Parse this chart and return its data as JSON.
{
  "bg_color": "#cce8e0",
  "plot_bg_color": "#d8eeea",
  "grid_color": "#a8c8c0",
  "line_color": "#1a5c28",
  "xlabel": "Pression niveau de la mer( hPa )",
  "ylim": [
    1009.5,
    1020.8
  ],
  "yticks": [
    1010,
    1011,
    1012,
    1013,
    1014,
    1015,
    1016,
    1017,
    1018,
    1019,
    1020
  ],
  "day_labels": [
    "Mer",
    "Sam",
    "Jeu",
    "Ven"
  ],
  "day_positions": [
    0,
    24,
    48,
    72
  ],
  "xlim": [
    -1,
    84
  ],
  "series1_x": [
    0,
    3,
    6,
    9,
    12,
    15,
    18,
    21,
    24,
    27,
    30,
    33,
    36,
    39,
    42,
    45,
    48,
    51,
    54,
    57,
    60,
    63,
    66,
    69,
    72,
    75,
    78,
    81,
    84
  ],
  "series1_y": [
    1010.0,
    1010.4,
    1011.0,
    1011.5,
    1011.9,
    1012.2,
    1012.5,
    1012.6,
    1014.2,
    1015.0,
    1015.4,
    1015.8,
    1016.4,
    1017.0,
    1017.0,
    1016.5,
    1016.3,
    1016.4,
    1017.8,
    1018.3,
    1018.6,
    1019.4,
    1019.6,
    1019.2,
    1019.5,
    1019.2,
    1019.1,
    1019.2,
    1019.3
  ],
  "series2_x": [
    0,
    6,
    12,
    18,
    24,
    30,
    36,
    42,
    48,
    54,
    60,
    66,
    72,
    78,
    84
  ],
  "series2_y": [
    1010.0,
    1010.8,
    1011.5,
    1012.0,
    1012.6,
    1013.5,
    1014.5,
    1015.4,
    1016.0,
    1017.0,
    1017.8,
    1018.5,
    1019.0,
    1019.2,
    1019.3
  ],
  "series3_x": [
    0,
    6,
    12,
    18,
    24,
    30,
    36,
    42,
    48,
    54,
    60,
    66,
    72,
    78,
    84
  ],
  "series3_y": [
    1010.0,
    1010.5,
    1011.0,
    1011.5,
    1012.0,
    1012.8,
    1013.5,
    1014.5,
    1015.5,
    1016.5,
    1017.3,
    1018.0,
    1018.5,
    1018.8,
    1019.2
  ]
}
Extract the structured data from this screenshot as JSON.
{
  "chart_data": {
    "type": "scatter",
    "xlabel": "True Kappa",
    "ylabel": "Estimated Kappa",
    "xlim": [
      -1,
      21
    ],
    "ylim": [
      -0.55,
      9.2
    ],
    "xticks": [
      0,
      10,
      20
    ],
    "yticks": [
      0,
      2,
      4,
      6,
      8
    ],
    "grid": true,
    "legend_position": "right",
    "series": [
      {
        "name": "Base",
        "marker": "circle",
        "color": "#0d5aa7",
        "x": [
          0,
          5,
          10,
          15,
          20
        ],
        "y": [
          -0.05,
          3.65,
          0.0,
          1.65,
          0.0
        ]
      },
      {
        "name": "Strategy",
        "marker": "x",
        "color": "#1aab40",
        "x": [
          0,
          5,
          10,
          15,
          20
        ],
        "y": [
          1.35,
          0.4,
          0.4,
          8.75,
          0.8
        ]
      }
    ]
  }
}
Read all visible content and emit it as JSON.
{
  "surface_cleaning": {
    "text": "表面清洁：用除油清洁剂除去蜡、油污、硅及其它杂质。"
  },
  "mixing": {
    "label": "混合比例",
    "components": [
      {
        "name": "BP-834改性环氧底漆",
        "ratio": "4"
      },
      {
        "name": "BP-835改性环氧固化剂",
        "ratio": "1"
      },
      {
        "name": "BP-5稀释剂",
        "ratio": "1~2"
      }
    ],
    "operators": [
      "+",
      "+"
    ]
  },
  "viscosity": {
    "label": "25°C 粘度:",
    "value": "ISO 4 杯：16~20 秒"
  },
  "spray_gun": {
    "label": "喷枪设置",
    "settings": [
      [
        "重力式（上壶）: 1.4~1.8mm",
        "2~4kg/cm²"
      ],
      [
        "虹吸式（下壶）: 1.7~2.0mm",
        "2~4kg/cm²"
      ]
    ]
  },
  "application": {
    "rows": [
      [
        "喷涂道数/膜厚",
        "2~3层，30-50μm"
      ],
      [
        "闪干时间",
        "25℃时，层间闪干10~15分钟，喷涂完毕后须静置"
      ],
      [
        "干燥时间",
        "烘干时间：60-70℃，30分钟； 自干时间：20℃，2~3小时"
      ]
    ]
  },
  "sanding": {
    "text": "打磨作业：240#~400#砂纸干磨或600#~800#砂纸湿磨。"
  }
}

» **What to produce**: Count each line of the data where the word "JSON" appears, then reply with the total only.

» **Exercise result**: 3